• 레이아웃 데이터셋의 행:
══════════
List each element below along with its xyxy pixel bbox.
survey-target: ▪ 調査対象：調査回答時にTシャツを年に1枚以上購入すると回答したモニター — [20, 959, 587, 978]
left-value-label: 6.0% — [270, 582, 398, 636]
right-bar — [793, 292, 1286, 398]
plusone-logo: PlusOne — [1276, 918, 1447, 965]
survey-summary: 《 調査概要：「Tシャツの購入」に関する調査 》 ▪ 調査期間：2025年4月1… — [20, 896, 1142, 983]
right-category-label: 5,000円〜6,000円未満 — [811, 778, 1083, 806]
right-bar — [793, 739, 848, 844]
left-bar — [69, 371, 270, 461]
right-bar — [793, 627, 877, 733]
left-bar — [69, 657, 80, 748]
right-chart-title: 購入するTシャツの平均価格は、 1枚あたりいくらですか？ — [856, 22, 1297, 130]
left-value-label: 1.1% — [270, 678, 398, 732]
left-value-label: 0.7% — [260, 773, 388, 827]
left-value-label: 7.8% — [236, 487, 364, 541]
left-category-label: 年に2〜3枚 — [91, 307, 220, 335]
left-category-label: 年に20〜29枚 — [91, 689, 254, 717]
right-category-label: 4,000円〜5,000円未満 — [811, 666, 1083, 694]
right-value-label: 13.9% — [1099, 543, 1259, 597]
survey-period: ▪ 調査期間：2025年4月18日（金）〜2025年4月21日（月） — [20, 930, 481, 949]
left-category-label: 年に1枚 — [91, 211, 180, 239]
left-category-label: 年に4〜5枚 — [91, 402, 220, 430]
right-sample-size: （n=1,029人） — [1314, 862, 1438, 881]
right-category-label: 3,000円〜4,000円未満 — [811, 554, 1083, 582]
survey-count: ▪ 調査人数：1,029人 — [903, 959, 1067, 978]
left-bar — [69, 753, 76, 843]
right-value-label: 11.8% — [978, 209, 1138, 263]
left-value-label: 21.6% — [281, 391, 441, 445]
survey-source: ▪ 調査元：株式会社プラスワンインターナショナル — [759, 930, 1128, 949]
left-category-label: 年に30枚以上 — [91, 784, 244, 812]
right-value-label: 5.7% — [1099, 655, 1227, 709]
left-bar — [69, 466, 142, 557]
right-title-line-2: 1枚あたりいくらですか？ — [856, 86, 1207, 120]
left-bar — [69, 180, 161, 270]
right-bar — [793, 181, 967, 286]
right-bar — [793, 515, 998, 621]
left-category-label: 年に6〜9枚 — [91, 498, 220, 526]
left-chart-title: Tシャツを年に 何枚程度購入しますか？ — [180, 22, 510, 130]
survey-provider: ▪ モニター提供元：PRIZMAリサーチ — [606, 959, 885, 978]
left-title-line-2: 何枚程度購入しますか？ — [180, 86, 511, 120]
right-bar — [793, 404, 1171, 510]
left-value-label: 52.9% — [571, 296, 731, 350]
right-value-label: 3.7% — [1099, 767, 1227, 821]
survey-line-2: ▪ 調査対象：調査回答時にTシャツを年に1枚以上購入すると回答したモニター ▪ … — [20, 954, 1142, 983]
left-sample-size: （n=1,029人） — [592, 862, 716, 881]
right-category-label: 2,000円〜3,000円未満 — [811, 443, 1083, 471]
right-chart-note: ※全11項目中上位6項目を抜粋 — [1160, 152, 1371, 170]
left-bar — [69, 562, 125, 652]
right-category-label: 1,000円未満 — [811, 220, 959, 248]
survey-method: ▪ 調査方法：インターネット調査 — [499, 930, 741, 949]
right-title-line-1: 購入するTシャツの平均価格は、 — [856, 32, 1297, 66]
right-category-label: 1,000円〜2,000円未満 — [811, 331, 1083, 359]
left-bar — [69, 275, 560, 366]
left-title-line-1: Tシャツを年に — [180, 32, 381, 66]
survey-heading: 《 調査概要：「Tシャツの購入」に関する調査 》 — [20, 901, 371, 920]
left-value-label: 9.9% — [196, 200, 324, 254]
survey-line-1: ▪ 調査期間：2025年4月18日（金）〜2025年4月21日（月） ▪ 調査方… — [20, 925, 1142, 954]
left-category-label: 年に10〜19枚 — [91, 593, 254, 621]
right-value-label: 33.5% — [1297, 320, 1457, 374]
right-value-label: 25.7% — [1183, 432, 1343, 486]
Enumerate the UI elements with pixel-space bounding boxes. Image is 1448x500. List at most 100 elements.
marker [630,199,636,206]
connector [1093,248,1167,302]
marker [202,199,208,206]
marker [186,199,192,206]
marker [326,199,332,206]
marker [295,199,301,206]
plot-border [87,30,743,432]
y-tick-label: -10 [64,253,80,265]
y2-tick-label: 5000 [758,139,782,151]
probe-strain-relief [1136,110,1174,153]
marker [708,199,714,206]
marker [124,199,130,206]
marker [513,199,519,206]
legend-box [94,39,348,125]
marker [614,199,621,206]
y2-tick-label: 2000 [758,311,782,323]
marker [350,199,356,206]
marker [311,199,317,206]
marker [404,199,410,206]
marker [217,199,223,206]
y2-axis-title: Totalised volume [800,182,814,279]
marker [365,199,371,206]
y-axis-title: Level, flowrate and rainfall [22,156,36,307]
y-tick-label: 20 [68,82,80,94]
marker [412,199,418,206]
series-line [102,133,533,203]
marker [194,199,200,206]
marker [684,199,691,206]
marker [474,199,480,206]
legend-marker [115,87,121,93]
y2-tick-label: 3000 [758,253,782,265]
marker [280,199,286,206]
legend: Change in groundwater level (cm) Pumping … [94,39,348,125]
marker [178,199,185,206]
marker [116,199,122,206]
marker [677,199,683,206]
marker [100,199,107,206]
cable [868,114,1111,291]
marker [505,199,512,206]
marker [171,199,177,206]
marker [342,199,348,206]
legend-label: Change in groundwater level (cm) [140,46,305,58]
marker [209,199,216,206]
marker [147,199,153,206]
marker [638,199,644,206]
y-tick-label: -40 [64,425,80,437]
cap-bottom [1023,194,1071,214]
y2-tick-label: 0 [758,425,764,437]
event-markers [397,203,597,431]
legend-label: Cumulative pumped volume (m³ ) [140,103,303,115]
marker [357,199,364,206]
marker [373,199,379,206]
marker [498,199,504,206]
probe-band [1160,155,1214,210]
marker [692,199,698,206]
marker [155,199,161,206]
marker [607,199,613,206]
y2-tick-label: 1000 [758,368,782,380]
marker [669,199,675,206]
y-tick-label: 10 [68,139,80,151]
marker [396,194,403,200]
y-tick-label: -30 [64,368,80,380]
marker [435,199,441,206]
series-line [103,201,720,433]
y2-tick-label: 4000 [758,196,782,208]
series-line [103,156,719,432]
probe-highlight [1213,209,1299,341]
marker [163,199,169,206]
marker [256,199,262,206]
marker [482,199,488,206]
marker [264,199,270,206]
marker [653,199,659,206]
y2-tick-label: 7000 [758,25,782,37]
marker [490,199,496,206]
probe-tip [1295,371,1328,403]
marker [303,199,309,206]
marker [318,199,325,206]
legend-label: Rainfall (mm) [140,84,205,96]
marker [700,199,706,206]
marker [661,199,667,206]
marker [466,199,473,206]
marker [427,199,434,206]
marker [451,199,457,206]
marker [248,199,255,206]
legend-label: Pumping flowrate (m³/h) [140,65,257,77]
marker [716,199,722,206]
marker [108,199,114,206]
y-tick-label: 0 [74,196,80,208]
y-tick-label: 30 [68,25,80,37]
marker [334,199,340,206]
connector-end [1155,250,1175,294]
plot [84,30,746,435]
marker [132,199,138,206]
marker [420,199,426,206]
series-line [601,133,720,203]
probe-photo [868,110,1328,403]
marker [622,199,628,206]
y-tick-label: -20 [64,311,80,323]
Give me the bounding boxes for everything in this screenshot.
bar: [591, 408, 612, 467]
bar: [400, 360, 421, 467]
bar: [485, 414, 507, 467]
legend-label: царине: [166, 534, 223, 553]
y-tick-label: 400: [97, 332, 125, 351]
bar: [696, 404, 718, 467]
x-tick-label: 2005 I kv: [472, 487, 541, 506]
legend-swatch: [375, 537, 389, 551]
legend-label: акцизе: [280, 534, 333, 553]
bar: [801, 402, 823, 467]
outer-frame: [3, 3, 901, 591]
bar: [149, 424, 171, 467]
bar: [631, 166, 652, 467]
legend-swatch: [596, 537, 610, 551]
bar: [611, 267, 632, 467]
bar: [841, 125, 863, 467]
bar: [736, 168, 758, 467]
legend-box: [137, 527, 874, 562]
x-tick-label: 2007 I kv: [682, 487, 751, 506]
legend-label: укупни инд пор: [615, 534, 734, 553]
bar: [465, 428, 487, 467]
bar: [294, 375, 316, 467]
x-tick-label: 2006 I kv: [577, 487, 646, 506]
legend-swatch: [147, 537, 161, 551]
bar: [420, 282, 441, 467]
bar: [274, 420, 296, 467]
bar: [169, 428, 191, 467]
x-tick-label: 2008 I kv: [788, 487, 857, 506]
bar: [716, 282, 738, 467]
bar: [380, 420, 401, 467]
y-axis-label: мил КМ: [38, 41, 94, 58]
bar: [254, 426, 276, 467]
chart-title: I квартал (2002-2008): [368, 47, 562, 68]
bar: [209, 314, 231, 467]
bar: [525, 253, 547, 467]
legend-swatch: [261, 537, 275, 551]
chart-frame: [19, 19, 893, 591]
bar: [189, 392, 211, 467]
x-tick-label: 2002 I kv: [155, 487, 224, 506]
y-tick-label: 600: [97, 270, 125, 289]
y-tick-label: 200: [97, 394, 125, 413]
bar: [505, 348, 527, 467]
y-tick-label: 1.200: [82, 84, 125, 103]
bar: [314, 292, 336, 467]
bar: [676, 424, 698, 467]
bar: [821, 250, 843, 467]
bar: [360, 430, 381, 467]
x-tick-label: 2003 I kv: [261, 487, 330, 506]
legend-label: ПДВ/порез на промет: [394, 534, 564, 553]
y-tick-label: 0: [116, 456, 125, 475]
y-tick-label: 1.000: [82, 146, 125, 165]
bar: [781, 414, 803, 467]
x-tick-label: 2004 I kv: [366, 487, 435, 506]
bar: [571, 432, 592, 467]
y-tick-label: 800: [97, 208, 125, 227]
══════════
• 작업 지시: 항목의 첫 줄부터 "survey-provider: ▪ モニター提供元：PRIZMAリサーチ"가 들어 있는 줄까지, 양 끝 줄을 포함해 한 글자도 바꾸지 말고 다시 적으세요.

• 완료된 작업:
List each element below along with its xyxy pixel bbox.
survey-target: ▪ 調査対象：調査回答時にTシャツを年に1枚以上購入すると回答したモニター — [20, 959, 587, 978]
left-value-label: 6.0% — [270, 582, 398, 636]
right-bar — [793, 292, 1286, 398]
plusone-logo: PlusOne — [1276, 918, 1447, 965]
survey-summary: 《 調査概要：「Tシャツの購入」に関する調査 》 ▪ 調査期間：2025年4月1… — [20, 896, 1142, 983]
right-category-label: 5,000円〜6,000円未満 — [811, 778, 1083, 806]
right-bar — [793, 739, 848, 844]
left-bar — [69, 371, 270, 461]
right-bar — [793, 627, 877, 733]
left-bar — [69, 657, 80, 748]
right-chart-title: 購入するTシャツの平均価格は、 1枚あたりいくらですか？ — [856, 22, 1297, 130]
left-value-label: 1.1% — [270, 678, 398, 732]
left-value-label: 0.7% — [260, 773, 388, 827]
left-value-label: 7.8% — [236, 487, 364, 541]
left-category-label: 年に2〜3枚 — [91, 307, 220, 335]
left-category-label: 年に20〜29枚 — [91, 689, 254, 717]
right-category-label: 4,000円〜5,000円未満 — [811, 666, 1083, 694]
right-value-label: 13.9% — [1099, 543, 1259, 597]
survey-period: ▪ 調査期間：2025年4月18日（金）〜2025年4月21日（月） — [20, 930, 481, 949]
left-category-label: 年に1枚 — [91, 211, 180, 239]
left-category-label: 年に4〜5枚 — [91, 402, 220, 430]
right-sample-size: （n=1,029人） — [1314, 862, 1438, 881]
right-category-label: 3,000円〜4,000円未満 — [811, 554, 1083, 582]
survey-count: ▪ 調査人数：1,029人 — [903, 959, 1067, 978]
left-bar — [69, 753, 76, 843]
right-value-label: 11.8% — [978, 209, 1138, 263]
left-value-label: 21.6% — [281, 391, 441, 445]
survey-source: ▪ 調査元：株式会社プラスワンインターナショナル — [759, 930, 1128, 949]
left-category-label: 年に30枚以上 — [91, 784, 244, 812]
right-value-label: 5.7% — [1099, 655, 1227, 709]
left-bar — [69, 466, 142, 557]
right-title-line-2: 1枚あたりいくらですか？ — [856, 86, 1207, 120]
left-bar — [69, 180, 161, 270]
right-bar — [793, 181, 967, 286]
right-bar — [793, 515, 998, 621]
left-category-label: 年に6〜9枚 — [91, 498, 220, 526]
left-chart-title: Tシャツを年に 何枚程度購入しますか？ — [180, 22, 510, 130]
survey-provider: ▪ モニター提供元：PRIZMAリサーチ — [606, 959, 885, 978]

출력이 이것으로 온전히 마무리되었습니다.